== Records supplied

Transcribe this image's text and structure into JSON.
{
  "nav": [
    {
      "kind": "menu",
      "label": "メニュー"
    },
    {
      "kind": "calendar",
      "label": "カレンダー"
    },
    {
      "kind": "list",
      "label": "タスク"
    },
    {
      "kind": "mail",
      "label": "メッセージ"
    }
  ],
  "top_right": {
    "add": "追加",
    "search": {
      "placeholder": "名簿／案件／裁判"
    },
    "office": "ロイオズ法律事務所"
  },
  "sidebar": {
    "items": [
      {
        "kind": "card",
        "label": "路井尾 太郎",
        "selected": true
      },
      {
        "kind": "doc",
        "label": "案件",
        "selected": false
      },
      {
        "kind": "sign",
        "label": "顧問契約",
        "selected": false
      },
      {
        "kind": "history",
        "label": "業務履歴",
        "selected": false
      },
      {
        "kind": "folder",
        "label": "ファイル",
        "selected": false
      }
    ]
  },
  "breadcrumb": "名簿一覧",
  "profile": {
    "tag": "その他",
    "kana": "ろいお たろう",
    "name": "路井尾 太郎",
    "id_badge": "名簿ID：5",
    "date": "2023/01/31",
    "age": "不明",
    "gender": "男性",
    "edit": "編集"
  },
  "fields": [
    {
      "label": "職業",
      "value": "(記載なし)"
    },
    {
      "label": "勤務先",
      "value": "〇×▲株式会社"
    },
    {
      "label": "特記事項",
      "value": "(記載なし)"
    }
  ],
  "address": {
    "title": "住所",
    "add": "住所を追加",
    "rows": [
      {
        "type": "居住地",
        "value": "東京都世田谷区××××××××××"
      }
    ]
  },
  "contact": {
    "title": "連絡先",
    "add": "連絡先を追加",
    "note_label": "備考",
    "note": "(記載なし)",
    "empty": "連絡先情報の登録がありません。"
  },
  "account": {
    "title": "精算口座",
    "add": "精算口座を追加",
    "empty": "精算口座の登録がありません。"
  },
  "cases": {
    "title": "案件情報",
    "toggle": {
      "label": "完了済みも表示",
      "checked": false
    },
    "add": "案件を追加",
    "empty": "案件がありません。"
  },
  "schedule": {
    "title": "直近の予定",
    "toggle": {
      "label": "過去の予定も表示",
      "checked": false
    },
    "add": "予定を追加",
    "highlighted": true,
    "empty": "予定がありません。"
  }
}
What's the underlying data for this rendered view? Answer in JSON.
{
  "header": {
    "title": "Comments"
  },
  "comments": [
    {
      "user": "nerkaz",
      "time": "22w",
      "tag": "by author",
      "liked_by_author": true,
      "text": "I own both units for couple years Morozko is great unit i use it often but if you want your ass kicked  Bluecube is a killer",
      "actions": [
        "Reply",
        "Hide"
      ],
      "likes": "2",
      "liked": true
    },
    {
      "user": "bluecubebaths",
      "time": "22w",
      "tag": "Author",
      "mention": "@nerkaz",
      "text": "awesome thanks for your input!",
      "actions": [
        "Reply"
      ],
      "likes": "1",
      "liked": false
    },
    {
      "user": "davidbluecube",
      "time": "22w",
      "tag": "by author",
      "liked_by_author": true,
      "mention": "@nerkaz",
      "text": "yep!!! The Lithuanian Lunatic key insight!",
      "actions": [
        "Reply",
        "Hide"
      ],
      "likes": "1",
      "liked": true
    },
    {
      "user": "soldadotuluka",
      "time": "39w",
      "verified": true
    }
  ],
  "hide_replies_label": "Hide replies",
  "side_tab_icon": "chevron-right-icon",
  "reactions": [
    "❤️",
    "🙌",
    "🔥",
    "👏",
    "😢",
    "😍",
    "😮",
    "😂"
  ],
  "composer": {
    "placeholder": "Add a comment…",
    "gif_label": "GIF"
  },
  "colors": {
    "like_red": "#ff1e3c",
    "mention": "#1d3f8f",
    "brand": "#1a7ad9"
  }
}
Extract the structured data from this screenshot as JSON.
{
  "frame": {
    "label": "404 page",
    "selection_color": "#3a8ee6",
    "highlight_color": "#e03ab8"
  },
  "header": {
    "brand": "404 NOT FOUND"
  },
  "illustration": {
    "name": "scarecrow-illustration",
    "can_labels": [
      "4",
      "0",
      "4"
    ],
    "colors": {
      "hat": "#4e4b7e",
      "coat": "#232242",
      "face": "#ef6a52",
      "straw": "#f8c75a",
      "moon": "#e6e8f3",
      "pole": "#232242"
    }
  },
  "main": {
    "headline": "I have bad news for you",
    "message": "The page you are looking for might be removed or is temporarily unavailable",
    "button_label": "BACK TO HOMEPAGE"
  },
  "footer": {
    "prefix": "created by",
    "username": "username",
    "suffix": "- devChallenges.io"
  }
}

====

## Exercise description
Your task is to reproduce the whole listing exactly.

## Reply
Transcribe this image's text and structure into JSON.
{
  "nav": [
    {
      "kind": "menu",
      "label": "メニュー"
    },
    {
      "kind": "calendar",
      "label": "カレンダー"
    },
    {
      "kind": "list",
      "label": "タスク"
    },
    {
      "kind": "mail",
      "label": "メッセージ"
    }
  ],
  "top_right": {
    "add": "追加",
    "search": {
      "placeholder": "名簿／案件／裁判"
    },
    "office": "ロイオズ法律事務所"
  },
  "sidebar": {
    "items": [
      {
        "kind": "card",
        "label": "路井尾 太郎",
        "selected": true
      },
      {
        "kind": "doc",
        "label": "案件",
        "selected": false
      },
      {
        "kind": "sign",
        "label": "顧問契約",
        "selected": false
      },
      {
        "kind": "history",
        "label": "業務履歴",
        "selected": false
      },
      {
        "kind": "folder",
        "label": "ファイル",
        "selected": false
      }
    ]
  },
  "breadcrumb": "名簿一覧",
  "profile": {
    "tag": "その他",
    "kana": "ろいお たろう",
    "name": "路井尾 太郎",
    "id_badge": "名簿ID：5",
    "date": "2023/01/31",
    "age": "不明",
    "gender": "男性",
    "edit": "編集"
  },
  "fields": [
    {
      "label": "職業",
      "value": "(記載なし)"
    },
    {
      "label": "勤務先",
      "value": "〇×▲株式会社"
    },
    {
      "label": "特記事項",
      "value": "(記載なし)"
    }
  ],
  "address": {
    "title": "住所",
    "add": "住所を追加",
    "rows": [
      {
        "type": "居住地",
        "value": "東京都世田谷区××××××××××"
      }
    ]
  },
  "contact": {
    "title": "連絡先",
    "add": "連絡先を追加",
    "note_label": "備考",
    "note": "(記載なし)",
    "empty": "連絡先情報の登録がありません。"
  },
  "account": {
    "title": "精算口座",
    "add": "精算口座を追加",
    "empty": "精算口座の登録がありません。"
  },
  "cases": {
    "title": "案件情報",
    "toggle": {
      "label": "完了済みも表示",
      "checked": false
    },
    "add": "案件を追加",
    "empty": "案件がありません。"
  },
  "schedule": {
    "title": "直近の予定",
    "toggle": {
      "label": "過去の予定も表示",
      "checked": false
    },
    "add": "予定を追加",
    "highlighted": true,
    "empty": "予定がありません。"
  }
}
What's the underlying data for this rendered view? Answer in JSON.
{
  "header": {
    "title": "Comments"
  },
  "comments": [
    {
      "user": "nerkaz",
      "time": "22w",
      "tag": "by author",
      "liked_by_author": true,
      "text": "I own both units for couple years Morozko is great unit i use it often but if you want your ass kicked  Bluecube is a killer",
      "actions": [
        "Reply",
        "Hide"
      ],
      "likes": "2",
      "liked": true
    },
    {
      "user": "bluecubebaths",
      "time": "22w",
      "tag": "Author",
      "mention": "@nerkaz",
      "text": "awesome thanks for your input!",
      "actions": [
        "Reply"
      ],
      "likes": "1",
      "liked": false
    },
    {
      "user": "davidbluecube",
      "time": "22w",
      "tag": "by author",
      "liked_by_author": true,
      "mention": "@nerkaz",
      "text": "yep!!! The Lithuanian Lunatic key insight!",
      "actions": [
        "Reply",
        "Hide"
      ],
      "likes": "1",
      "liked": true
    },
    {
      "user": "soldadotuluka",
      "time": "39w",
      "verified": true
    }
  ],
  "hide_replies_label": "Hide replies",
  "side_tab_icon": "chevron-right-icon",
  "reactions": [
    "❤️",
    "🙌",
    "🔥",
    "👏",
    "😢",
    "😍",
    "😮",
    "😂"
  ],
  "composer": {
    "placeholder": "Add a comment…",
    "gif_label": "GIF"
  },
  "colors": {
    "like_red": "#ff1e3c",
    "mention": "#1d3f8f",
    "brand": "#1a7ad9"
  }
}
Extract the structured data from this screenshot as JSON.
{
  "frame": {
    "label": "404 page",
    "selection_color": "#3a8ee6",
    "highlight_color": "#e03ab8"
  },
  "header": {
    "brand": "404 NOT FOUND"
  },
  "illustration": {
    "name": "scarecrow-illustration",
    "can_labels": [
      "4",
      "0",
      "4"
    ],
    "colors": {
      "hat": "#4e4b7e",
      "coat": "#232242",
      "face": "#ef6a52",
      "straw": "#f8c75a",
      "moon": "#e6e8f3",
      "pole": "#232242"
    }
  },
  "main": {
    "headline": "I have bad news for you",
    "message": "The page you are looking for might be removed or is temporarily unavailable",
    "button_label": "BACK TO HOMEPAGE"
  },
  "footer": {
    "prefix": "created by",
    "username": "username",
    "suffix": "- devChallenges.io"
  }
}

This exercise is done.